**What the task asks**. Could you continue the forum post about Wi-Fi roaming problems with Aerohive access points, picking up after its final sentence?

**Extract to read**.
....
Roaming problems with Aerohive

  • 1
  • Question
  • Updated 2 years ago

Our wireless network use aerohive AP and 90% of the user use apple laptop. We use AD authentication. We have roaming problems with wifi.
When the user walks around our building, the laptop or mobile phone will be disconnected from wireless network and cannot reconnect automatically.
Users have to turn off wifi then turn on it to reconnect to network.

I suspect this problem is related to AD authentication. We use Windows 2008 as the NPS server. I noticed when I pass each AP, I need to be reauthenticated.

I can find a lot of authentication record from the logs of NPS. Usually more than 100,000 items for a working day.

                                                                                                                        
I am not sure if too many authentication cause the roaming problem.

Does anyone have the similar problem with us or have any idea of troubleshooting this problem?

(also, we use Aerohive for authentication, no ACS server. Our switches are Brocade)
....
(Spatial annotation records)
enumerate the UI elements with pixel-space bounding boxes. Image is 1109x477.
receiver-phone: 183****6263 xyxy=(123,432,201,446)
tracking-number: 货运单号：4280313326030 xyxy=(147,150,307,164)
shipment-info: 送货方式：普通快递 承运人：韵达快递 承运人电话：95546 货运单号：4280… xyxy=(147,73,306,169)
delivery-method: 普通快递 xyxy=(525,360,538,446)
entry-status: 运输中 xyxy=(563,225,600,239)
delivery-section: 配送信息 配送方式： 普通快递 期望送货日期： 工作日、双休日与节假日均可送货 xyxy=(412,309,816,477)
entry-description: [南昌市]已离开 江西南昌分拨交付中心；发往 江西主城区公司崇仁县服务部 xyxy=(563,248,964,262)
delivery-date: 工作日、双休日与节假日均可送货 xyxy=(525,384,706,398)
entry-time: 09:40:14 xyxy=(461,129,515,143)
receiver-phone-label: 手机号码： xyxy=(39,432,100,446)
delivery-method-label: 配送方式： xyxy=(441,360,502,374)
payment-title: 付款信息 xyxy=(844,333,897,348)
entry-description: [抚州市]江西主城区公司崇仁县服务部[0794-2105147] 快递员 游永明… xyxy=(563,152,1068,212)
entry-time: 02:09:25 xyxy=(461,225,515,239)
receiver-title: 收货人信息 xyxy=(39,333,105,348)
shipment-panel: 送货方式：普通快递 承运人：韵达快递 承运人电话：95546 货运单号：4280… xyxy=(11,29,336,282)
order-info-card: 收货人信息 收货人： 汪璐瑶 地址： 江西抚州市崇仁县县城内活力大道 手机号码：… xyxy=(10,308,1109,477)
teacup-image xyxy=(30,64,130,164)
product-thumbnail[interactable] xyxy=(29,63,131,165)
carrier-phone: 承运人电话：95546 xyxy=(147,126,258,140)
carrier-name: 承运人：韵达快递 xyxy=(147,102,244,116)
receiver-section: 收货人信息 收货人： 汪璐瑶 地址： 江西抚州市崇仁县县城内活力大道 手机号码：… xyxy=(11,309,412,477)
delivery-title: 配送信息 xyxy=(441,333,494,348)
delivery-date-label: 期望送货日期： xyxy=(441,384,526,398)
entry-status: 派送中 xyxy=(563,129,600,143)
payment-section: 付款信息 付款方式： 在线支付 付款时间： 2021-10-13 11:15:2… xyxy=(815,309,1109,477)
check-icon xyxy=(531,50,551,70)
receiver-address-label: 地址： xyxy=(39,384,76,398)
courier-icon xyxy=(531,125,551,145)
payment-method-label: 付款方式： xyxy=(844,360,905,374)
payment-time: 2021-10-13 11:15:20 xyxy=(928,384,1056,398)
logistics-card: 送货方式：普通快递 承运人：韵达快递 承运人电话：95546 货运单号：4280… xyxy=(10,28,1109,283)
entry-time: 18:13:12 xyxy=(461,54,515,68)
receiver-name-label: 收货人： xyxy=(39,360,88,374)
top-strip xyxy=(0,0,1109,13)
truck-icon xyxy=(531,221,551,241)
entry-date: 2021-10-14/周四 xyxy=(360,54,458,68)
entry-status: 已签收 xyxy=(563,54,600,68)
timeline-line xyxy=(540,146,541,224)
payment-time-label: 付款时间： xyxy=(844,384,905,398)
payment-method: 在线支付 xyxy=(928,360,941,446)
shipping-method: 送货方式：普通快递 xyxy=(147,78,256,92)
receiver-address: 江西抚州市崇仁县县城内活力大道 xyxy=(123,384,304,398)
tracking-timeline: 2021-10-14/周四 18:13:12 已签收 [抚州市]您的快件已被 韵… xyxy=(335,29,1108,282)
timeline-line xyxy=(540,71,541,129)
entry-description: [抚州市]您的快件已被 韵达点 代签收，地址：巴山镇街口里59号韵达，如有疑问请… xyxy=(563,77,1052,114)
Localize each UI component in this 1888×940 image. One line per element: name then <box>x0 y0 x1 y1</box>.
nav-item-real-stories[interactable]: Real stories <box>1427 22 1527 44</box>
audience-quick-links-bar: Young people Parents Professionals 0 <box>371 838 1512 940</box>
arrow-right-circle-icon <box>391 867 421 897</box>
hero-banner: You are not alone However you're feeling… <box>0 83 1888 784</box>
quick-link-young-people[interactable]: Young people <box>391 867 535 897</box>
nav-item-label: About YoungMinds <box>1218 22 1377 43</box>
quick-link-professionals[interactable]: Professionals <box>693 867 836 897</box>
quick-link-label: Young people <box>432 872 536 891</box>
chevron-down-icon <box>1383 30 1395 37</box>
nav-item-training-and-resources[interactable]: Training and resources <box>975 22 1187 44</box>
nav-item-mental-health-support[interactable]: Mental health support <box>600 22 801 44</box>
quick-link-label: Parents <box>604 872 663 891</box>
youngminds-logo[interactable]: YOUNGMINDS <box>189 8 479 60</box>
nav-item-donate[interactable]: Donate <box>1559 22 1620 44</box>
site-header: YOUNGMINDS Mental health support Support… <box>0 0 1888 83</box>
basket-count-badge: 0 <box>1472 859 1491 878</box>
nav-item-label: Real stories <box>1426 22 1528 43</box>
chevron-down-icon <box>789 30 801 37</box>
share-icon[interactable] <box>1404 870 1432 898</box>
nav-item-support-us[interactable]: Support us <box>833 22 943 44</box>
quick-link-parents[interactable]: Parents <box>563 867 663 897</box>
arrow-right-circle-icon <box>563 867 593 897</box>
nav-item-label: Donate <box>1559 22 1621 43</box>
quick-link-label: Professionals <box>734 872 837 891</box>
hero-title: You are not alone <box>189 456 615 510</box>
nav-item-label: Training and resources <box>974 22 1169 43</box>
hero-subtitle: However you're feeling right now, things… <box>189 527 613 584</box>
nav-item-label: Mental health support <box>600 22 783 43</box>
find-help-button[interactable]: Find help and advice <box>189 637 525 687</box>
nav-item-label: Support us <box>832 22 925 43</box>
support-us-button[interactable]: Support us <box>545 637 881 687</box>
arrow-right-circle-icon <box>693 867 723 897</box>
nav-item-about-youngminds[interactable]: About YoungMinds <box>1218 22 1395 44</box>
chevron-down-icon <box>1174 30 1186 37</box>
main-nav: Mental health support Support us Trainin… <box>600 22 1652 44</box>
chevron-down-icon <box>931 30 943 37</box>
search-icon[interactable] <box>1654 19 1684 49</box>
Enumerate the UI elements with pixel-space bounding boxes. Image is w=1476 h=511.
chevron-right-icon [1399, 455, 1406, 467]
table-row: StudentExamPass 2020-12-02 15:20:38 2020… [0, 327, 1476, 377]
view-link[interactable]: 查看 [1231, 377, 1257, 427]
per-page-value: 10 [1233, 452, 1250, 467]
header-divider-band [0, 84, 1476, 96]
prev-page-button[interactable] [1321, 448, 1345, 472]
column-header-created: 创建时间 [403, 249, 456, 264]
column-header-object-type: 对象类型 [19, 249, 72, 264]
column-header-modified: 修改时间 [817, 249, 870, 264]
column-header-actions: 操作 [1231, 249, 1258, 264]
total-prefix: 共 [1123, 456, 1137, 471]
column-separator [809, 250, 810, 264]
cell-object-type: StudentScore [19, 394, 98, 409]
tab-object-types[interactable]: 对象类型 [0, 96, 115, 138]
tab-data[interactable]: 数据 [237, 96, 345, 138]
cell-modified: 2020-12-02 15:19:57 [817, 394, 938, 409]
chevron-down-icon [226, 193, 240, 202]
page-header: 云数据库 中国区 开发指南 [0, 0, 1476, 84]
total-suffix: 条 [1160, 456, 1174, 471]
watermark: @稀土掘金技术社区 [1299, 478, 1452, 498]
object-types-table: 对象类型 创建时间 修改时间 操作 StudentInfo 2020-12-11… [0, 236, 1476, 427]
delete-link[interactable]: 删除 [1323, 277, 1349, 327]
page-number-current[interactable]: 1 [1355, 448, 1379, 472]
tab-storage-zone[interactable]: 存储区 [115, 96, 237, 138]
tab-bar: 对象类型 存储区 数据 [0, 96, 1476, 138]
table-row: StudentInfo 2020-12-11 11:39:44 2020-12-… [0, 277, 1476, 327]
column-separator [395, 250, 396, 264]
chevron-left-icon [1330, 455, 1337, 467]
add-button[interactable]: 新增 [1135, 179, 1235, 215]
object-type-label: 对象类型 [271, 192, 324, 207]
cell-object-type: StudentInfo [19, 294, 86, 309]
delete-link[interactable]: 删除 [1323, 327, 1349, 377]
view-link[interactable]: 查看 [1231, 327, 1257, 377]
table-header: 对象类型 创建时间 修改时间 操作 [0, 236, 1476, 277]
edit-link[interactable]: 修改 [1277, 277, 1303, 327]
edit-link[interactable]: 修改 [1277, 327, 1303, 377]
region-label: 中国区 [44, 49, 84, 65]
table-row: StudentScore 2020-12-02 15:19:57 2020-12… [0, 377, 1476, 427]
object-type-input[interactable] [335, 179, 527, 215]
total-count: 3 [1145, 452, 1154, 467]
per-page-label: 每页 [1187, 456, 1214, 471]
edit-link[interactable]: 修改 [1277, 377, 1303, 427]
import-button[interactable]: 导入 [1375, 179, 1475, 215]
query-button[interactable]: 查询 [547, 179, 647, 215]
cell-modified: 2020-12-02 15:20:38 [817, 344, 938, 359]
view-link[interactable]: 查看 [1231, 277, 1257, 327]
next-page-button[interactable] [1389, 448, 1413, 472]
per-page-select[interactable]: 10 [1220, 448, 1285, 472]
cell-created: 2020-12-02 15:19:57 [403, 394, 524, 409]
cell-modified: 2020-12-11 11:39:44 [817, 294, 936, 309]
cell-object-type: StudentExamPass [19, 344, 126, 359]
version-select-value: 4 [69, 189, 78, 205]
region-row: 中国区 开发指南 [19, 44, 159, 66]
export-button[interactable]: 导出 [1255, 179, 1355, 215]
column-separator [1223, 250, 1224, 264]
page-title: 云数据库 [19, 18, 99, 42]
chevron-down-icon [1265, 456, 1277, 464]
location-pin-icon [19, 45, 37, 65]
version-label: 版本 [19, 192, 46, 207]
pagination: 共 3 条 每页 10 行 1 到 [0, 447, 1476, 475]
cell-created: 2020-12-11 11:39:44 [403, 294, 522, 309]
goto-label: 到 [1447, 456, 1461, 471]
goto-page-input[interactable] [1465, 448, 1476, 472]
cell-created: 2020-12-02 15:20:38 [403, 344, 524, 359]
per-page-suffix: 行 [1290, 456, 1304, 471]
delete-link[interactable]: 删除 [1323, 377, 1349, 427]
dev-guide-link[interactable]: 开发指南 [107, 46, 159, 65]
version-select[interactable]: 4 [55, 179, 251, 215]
....
**Response**.
Photo of James Chen

James Chen

  • 3 Posts
  • 0 Reply Likes

Posted 3 years ago

  • 1
Photo of James Chen

James Chen

  • 3 Posts
  • 0 Reply Likes

This is the example of logs collected from NPS server:

DCSDC02 IAS   10/23/2015      10:28:14  1       DOMAIN\21l.schick    DOMAIN\21l.schick    E0-1C-41-2E-22-AA:DOMAIN         64-9A-BE-17-B6-4B                    JS-2F-17   10.99.0.48        0       0       10.99.0.48        Aerohive AP                        19                       2         11     student      0       311 1 10.0.0.30 08/02/2015 08:26:25 23775245                                Microsoft: Secured password (EAP-MSCHAP v2)                                                                                                                                                                                                                                                                                  Secure Wireless Connections  1
DCSDC02 IAS   10/23/2015      10:28:14  2                DOMAIN\21l.schick                                                                      0       10.99.0.48         Aerohive AP                                                             11     student      0       311 1 10.0.0.30 08/02/2015 08:26:25 23775245                                     Microsoft: Secured password (EAP-MSCHAP v2)                                          

Photo of MST

MST

  • 152 Posts
  • 3 Reply Likes
how many users are you authenticating? Windows 2008 has limitation. 2012 does not have that limitation. 
Photo of James Chen

James Chen

  • 3 Posts
  • 0 Reply Likes
we have about 1000 users. what is the limit of windows 2008? we also tried install a new NPS on Windows 2012. but still have similar problems. by the way, windows 2008 is a physical server and windows 2012 is a virtual server.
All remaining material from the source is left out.